• _GOAL_
Output the material beneath exactly, leaving nothing out.

-- MATERIAL FOR THE TASK start --

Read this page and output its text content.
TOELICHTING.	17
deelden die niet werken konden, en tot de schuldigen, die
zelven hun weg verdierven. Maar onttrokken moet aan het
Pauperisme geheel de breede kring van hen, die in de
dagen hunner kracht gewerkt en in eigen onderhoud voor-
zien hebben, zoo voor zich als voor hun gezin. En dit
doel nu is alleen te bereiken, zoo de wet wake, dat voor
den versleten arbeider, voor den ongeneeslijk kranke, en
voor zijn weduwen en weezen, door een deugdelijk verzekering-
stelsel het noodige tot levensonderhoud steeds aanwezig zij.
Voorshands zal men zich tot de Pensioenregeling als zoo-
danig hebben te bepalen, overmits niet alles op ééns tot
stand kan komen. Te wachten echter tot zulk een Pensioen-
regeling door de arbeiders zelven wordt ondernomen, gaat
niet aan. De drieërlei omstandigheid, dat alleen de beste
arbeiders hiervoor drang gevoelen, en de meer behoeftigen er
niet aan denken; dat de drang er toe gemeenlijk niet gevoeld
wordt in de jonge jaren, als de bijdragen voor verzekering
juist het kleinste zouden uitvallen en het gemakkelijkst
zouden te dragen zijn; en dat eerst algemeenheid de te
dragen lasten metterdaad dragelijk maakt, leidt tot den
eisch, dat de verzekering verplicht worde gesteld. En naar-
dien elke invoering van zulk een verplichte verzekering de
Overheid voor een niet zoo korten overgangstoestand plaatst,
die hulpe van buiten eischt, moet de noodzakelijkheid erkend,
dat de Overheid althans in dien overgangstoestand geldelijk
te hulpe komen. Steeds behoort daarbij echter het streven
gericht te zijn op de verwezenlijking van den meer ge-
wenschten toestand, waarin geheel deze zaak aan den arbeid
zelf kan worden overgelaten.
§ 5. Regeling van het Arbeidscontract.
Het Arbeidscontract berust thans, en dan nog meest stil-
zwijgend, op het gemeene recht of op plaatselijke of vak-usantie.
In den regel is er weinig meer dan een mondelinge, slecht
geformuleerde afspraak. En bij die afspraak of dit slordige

-- MATERIAL FOR THE TASK end --

• _RESULT OF THIS EXERCISE_
Read this page and output its text content.
TOELICHTING.	17
deelden die niet werken konden, en tot de schuldigen, die
zelven hun weg verdierven. Maar onttrokken moet aan het
Pauperisme geheel de breede kring van hen, die in de
dagen hunner kracht gewerkt en in eigen onderhoud voor-
zien hebben, zoo voor zich als voor hun gezin. En dit
doel nu is alleen te bereiken, zoo de wet wake, dat voor
den versleten arbeider, voor den ongeneeslijk kranke, en
voor zijn weduwen en weezen, door een deugdelijk verzekering-
stelsel het noodige tot levensonderhoud steeds aanwezig zij.
Voorshands zal men zich tot de Pensioenregeling als zoo-
danig hebben te bepalen, overmits niet alles op ééns tot
stand kan komen. Te wachten echter tot zulk een Pensioen-
regeling door de arbeiders zelven wordt ondernomen, gaat
niet aan. De drieërlei omstandigheid, dat alleen de beste
arbeiders hiervoor drang gevoelen, en de meer behoeftigen er
niet aan denken; dat de drang er toe gemeenlijk niet gevoeld
wordt in de jonge jaren, als de bijdragen voor verzekering
juist het kleinste zouden uitvallen en het gemakkelijkst
zouden te dragen zijn; en dat eerst algemeenheid de te
dragen lasten metterdaad dragelijk maakt, leidt tot den
eisch, dat de verzekering verplicht worde gesteld. En naar-
dien elke invoering van zulk een verplichte verzekering de
Overheid voor een niet zoo korten overgangstoestand plaatst,
die hulpe van buiten eischt, moet de noodzakelijkheid erkend,
dat de Overheid althans in dien overgangstoestand geldelijk
te hulpe komen. Steeds behoort daarbij echter het streven
gericht te zijn op de verwezenlijking van den meer ge-
wenschten toestand, waarin geheel deze zaak aan den arbeid
zelf kan worden overgelaten.
§ 5. Regeling van het Arbeidscontract.
Het Arbeidscontract berust thans, en dan nog meest stil-
zwijgend, op het gemeene recht of op plaatselijke of vak-usantie.
In den regel is er weinig meer dan een mondelinge, slecht
geformuleerde afspraak. En bij die afspraak of dit slordige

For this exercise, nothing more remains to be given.